--- start of PAGE EXCERPT ---

How to switch off your work brain after hours (infographic)

Are you old enough to remember a time when not only were you not expected to work in your free time, but also it was pretty difficult to do? An age before perma-connectivity, expanded business culture, and the perils of ‘taking it easy’ in the gig economy?

Actually, it’s partly an illusion. Yes, lots of us have jobs where the boundaries between on-time and down-time are blurry at best, but just as many of us have trouble switching off even when it’s ‘allowed’ – and we would have been just as bad decades ago.

The so-called Protestant work ethic has long since shrugged off its religious shackles to embrace secular Western culture – and by extension, most of the rest of the world – in a suffocating bear-hug. We associate work with effort, effort with pain, and pain with purity or goodness. We wear our breakdowns as badges of honor.

--- end of PAGE EXCERPT ---
--- start of STORED DATA ---

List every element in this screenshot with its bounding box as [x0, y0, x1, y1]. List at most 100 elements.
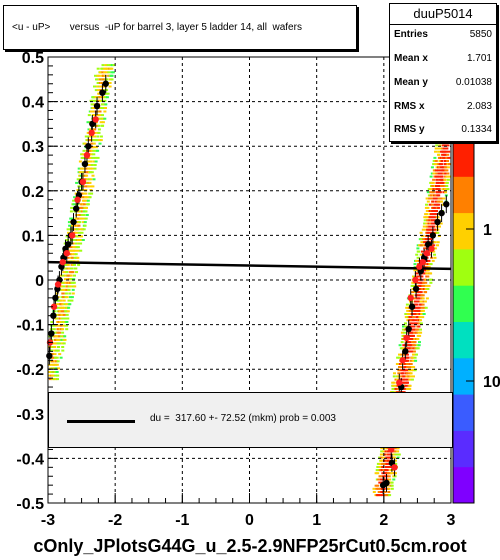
- density-cell: [87, 128, 91, 131]
- density-cell: [79, 210, 83, 213]
- density-cell: [442, 156, 446, 159]
- density-cell: [58, 313, 62, 316]
- density-cell: [105, 78, 109, 81]
- density-cell: [96, 82, 100, 84]
- density-cell: [409, 338, 412, 340]
- density-cell: [410, 378, 414, 381]
- density-cell: [59, 324, 63, 327]
- stats-label: Mean y: [394, 77, 428, 88]
- density-cell: [84, 178, 87, 181]
- density-cell: [440, 163, 443, 166]
- density-cell: [96, 85, 100, 88]
- density-cell: [81, 239, 85, 241]
- density-cell: [57, 338, 61, 341]
- density-cell: [85, 174, 89, 177]
- density-cell: [80, 210, 84, 213]
- density-cell: [414, 359, 418, 362]
- density-cell: [424, 306, 428, 309]
- density-cell: [444, 150, 448, 153]
- black-marker: [99, 89, 106, 96]
- density-cell: [420, 313, 424, 315]
- density-cell: [430, 238, 434, 241]
- density-cell: [444, 163, 448, 166]
- density-cell: [403, 387, 407, 390]
- density-cell: [397, 356, 401, 359]
- density-cell: [427, 266, 431, 269]
- density-cell: [431, 185, 435, 187]
- density-cell: [61, 306, 65, 309]
- density-cell: [106, 67, 109, 70]
- density-cell: [398, 344, 402, 347]
- density-cell: [82, 189, 85, 191]
- black-marker: [102, 80, 109, 87]
- density-cell: [105, 89, 109, 92]
- density-cell: [82, 149, 86, 152]
- density-cell: [435, 191, 439, 194]
- density-cell: [423, 241, 427, 244]
- density-cell: [77, 224, 81, 227]
- density-cell: [87, 178, 91, 181]
- stats-value: 0.1334: [461, 124, 492, 135]
- density-cell: [437, 169, 440, 172]
- density-cell: [68, 281, 72, 284]
- density-cell: [430, 203, 434, 206]
- density-cell: [104, 64, 108, 67]
- density-cell: [376, 487, 380, 490]
- density-cell: [411, 319, 415, 322]
- density-cell: [379, 459, 383, 462]
- density-cell: [410, 356, 414, 359]
- density-cell: [82, 214, 86, 216]
- density-cell: [112, 64, 116, 67]
- density-cell: [444, 141, 448, 144]
- density-cell: [71, 253, 75, 256]
- density-cell: [441, 185, 445, 187]
- density-cell: [425, 284, 428, 287]
- density-cell: [433, 247, 437, 250]
- density-cell: [90, 192, 94, 195]
- density-cell: [405, 344, 409, 347]
- density-cell: [444, 191, 448, 194]
- density-cell: [105, 96, 109, 99]
- density-cell: [427, 284, 431, 287]
- density-cell: [436, 181, 440, 184]
- density-cell: [58, 321, 62, 323]
- density-cell: [91, 174, 95, 177]
- density-cell: [72, 203, 76, 206]
- density-cell: [56, 378, 59, 381]
- density-cell: [94, 99, 98, 102]
- red-marker: [416, 263, 423, 270]
- density-cell: [90, 103, 94, 106]
- density-cell: [70, 246, 73, 249]
- black-marker: [50, 312, 57, 319]
- density-cell: [80, 192, 84, 195]
- density-cell: [442, 172, 446, 175]
- density-cell: [418, 316, 422, 319]
- density-cell: [416, 344, 420, 347]
- density-cell: [413, 341, 417, 344]
- density-cell: [61, 331, 65, 334]
- density-cell: [69, 274, 73, 277]
- colorbar-step: [453, 394, 474, 431]
- density-cell: [98, 71, 102, 74]
- density-cell: [68, 303, 72, 306]
- density-cell: [74, 253, 78, 256]
- density-cell: [391, 387, 395, 390]
- density-cell: [66, 310, 70, 313]
- density-cell: [416, 313, 420, 315]
- density-cell: [62, 313, 66, 316]
- density-cell: [432, 160, 436, 162]
- density-cell: [406, 356, 410, 359]
- density-cell: [413, 319, 417, 322]
- density-cell: [380, 494, 384, 497]
- density-cell: [99, 121, 103, 124]
- density-cell: [90, 142, 94, 145]
- density-cell: [407, 313, 411, 315]
- density-cell: [410, 369, 413, 372]
- x-tick-label: -2: [108, 512, 122, 529]
- density-cell: [409, 359, 413, 362]
- density-cell: [89, 128, 93, 131]
- density-cell: [432, 172, 436, 175]
- density-cell: [421, 303, 425, 306]
- stats-histogram-name: duuP5014: [390, 4, 496, 25]
- density-cell: [82, 196, 86, 199]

--- end of STORED DATA ---

**GOALS:**
1) Can you restate the stretch of the article on switching off after hours from "Are you old" through "the gig economy?", swapping "gig economy" for "freelance economy"?
2) In the article on switching off after hours, which associations does the text say we make?

**EXERCISE SOLUTIONS:**
1)
Are you old enough to remember a time when not only were you not expected to work in your free time, but also it was pretty difficult to do? An age before perma-connectivity, expanded business culture, and the perils of ‘taking it easy’ in the freelance economy?

2)
- work with effort
- effort with pain
- pain with purity or goodness